* Supplied records *
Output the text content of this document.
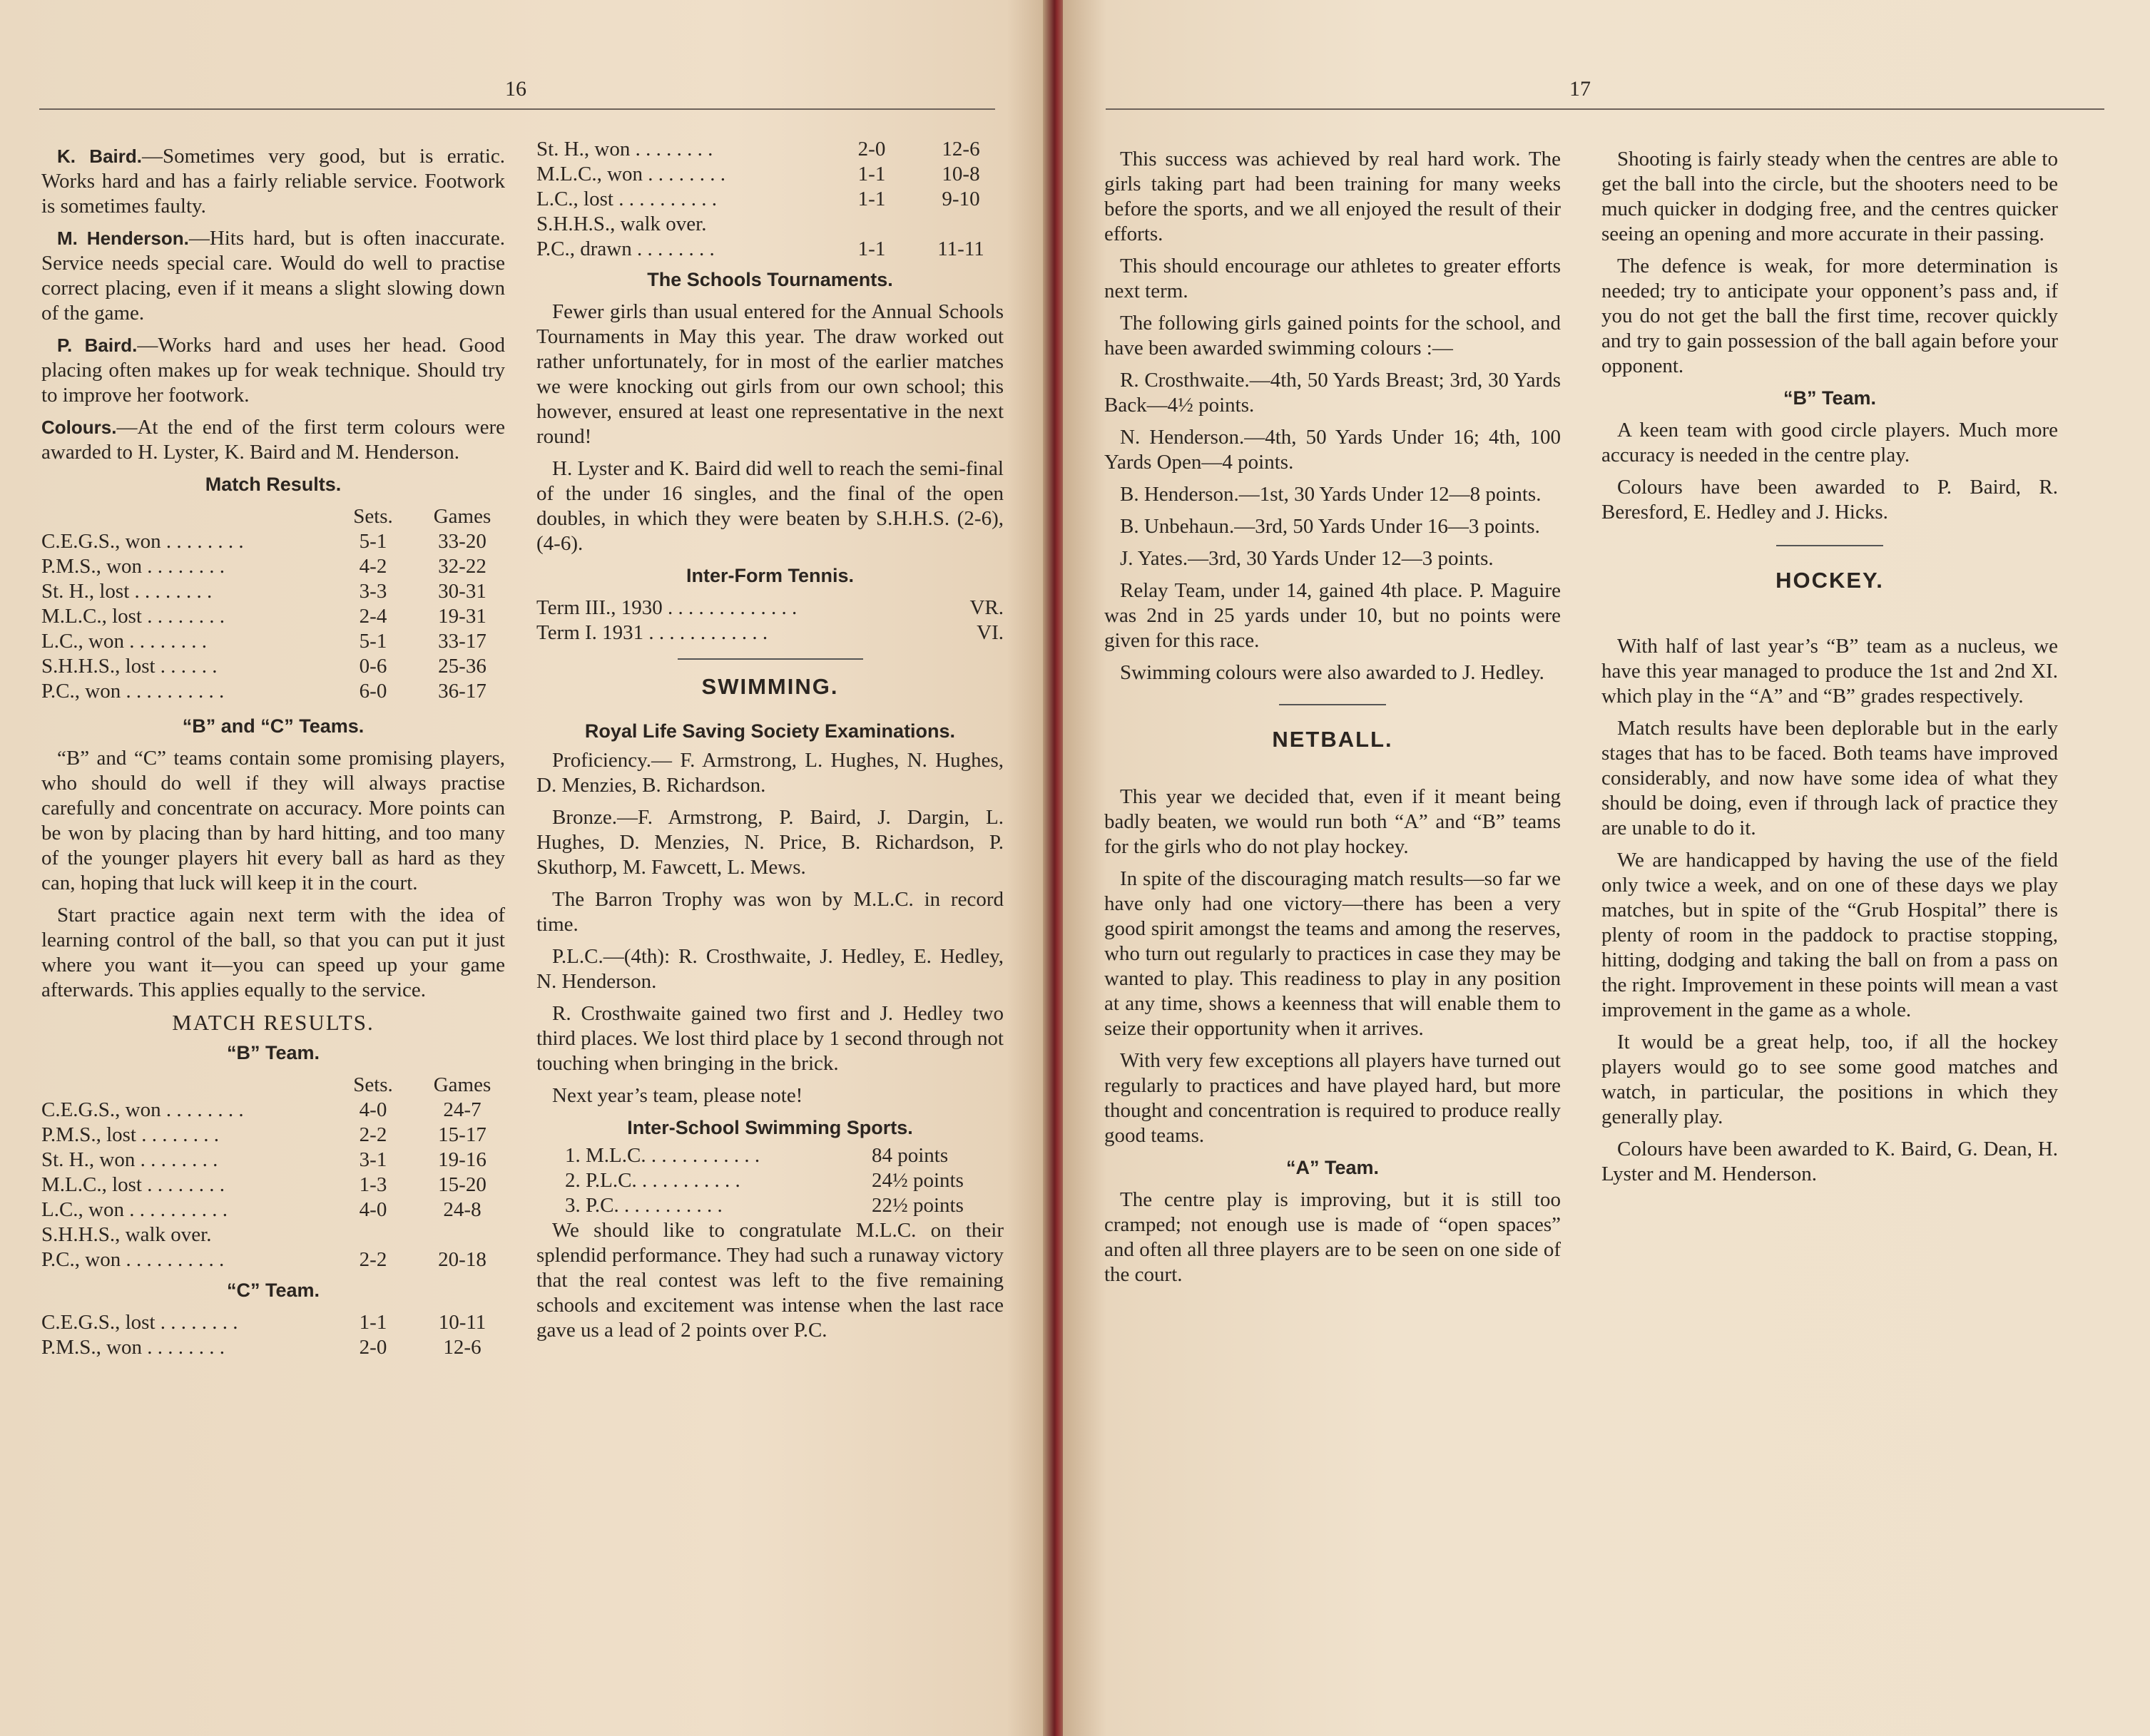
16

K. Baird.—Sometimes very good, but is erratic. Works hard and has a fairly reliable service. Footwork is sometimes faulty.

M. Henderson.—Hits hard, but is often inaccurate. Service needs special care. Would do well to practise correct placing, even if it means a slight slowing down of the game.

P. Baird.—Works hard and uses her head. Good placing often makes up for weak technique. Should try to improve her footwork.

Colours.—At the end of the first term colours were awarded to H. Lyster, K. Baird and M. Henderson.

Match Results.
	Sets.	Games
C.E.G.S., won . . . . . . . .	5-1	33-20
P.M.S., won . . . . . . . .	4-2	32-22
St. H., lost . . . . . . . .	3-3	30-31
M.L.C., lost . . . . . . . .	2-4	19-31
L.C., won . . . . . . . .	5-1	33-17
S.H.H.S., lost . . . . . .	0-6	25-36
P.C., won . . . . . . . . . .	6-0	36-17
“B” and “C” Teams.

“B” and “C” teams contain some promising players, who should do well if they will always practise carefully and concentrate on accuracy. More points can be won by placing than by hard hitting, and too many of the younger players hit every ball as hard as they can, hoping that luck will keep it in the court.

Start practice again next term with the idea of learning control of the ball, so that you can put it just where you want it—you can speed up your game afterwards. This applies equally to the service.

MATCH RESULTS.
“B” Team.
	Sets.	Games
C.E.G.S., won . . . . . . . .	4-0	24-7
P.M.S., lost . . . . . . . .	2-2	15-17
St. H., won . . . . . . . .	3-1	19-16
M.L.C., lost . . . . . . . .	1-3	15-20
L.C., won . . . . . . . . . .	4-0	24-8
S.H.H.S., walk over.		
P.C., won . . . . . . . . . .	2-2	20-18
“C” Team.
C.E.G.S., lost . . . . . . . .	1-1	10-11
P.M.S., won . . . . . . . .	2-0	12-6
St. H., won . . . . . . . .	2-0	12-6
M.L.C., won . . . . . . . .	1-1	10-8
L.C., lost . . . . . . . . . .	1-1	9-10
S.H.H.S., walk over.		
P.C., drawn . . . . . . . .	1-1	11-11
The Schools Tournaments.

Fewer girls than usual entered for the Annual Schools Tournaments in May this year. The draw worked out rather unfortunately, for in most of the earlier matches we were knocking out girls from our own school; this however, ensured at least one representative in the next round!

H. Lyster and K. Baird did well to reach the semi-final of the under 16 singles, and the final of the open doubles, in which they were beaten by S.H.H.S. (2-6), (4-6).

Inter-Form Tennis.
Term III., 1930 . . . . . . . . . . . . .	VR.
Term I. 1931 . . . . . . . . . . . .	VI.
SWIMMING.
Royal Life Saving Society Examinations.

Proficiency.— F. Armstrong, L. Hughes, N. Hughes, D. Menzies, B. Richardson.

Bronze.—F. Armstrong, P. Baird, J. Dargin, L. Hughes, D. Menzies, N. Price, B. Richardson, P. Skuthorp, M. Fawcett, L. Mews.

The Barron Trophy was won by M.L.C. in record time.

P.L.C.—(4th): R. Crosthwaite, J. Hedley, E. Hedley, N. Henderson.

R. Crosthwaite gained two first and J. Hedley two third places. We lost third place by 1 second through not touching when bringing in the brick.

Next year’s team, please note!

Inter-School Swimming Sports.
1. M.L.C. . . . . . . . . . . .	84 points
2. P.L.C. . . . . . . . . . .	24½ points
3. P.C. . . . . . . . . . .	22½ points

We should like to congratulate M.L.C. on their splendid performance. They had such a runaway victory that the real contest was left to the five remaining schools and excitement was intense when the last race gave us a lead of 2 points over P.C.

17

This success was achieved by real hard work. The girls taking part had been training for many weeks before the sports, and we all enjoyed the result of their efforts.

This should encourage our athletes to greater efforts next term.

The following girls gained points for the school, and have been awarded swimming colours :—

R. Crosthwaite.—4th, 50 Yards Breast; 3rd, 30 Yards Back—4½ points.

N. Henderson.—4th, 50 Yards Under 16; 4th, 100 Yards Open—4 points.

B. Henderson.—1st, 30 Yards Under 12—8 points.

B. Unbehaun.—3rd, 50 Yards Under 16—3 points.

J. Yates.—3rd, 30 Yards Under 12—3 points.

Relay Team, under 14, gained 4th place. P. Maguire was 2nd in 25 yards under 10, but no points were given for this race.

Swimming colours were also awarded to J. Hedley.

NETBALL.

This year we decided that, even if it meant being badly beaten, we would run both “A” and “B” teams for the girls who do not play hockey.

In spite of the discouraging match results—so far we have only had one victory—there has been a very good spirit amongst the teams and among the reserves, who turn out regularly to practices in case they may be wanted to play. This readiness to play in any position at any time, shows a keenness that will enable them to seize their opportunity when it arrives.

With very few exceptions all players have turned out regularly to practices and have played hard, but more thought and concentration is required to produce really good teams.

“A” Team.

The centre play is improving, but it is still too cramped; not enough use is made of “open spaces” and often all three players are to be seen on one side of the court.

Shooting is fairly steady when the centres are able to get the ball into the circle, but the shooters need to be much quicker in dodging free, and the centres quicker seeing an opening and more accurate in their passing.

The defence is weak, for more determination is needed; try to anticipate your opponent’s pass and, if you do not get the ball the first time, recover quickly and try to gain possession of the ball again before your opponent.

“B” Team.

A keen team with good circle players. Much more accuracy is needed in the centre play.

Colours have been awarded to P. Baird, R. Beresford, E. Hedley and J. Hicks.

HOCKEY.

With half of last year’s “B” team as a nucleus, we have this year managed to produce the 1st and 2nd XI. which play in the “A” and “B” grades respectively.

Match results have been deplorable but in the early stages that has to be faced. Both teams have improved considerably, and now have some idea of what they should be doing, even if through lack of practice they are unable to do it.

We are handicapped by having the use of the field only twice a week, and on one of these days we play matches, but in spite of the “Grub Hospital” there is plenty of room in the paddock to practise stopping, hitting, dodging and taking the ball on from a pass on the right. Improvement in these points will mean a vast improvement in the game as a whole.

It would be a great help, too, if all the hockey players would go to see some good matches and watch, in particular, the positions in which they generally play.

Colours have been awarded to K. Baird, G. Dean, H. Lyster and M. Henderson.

* Objective *
Using the listing above, state the number of lines that hold "race", with no other text.

* Exercise solution *
2